Description of the task -
Each line below should be quoted exactly, please.
--- BEGIN Information provided ---
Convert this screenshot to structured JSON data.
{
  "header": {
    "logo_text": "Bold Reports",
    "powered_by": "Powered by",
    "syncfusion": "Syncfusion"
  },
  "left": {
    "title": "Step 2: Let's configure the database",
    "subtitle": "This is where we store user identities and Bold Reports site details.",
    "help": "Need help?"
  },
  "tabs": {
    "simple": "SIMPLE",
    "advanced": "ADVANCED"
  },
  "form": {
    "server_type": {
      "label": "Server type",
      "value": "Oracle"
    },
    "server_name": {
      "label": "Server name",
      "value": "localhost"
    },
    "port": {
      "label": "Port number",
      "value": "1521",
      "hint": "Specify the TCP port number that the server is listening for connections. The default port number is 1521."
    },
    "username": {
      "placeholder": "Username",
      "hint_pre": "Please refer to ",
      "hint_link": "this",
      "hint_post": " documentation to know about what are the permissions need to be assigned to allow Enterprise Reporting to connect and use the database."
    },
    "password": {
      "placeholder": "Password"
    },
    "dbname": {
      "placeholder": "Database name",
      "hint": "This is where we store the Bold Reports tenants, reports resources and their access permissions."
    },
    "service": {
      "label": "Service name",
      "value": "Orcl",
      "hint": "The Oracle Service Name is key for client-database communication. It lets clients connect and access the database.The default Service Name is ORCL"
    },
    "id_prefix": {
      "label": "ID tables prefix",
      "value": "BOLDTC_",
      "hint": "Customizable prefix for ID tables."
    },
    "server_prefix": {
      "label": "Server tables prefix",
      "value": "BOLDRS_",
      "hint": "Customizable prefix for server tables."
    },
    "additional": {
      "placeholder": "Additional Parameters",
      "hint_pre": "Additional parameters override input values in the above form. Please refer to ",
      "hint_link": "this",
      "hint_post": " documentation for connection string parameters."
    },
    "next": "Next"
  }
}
--- END Information provided ---
Written solution -
Convert this screenshot to structured JSON data.
{
  "header": {
    "logo_text": "Bold Reports",
    "powered_by": "Powered by",
    "syncfusion": "Syncfusion"
  },
  "left": {
    "title": "Step 2: Let's configure the database",
    "subtitle": "This is where we store user identities and Bold Reports site details.",
    "help": "Need help?"
  },
  "tabs": {
    "simple": "SIMPLE",
    "advanced": "ADVANCED"
  },
  "form": {
    "server_type": {
      "label": "Server type",
      "value": "Oracle"
    },
    "server_name": {
      "label": "Server name",
      "value": "localhost"
    },
    "port": {
      "label": "Port number",
      "value": "1521",
      "hint": "Specify the TCP port number that the server is listening for connections. The default port number is 1521."
    },
    "username": {
      "placeholder": "Username",
      "hint_pre": "Please refer to ",
      "hint_link": "this",
      "hint_post": " documentation to know about what are the permissions need to be assigned to allow Enterprise Reporting to connect and use the database."
    },
    "password": {
      "placeholder": "Password"
    },
    "dbname": {
      "placeholder": "Database name",
      "hint": "This is where we store the Bold Reports tenants, reports resources and their access permissions."
    },
    "service": {
      "label": "Service name",
      "value": "Orcl",
      "hint": "The Oracle Service Name is key for client-database communication. It lets clients connect and access the database.The default Service Name is ORCL"
    },
    "id_prefix": {
      "label": "ID tables prefix",
      "value": "BOLDTC_",
      "hint": "Customizable prefix for ID tables."
    },
    "server_prefix": {
      "label": "Server tables prefix",
      "value": "BOLDRS_",
      "hint": "Customizable prefix for server tables."
    },
    "additional": {
      "placeholder": "Additional Parameters",
      "hint_pre": "Additional parameters override input values in the above form. Please refer to ",
      "hint_link": "this",
      "hint_post": " documentation for connection string parameters."
    },
    "next": "Next"
  }
}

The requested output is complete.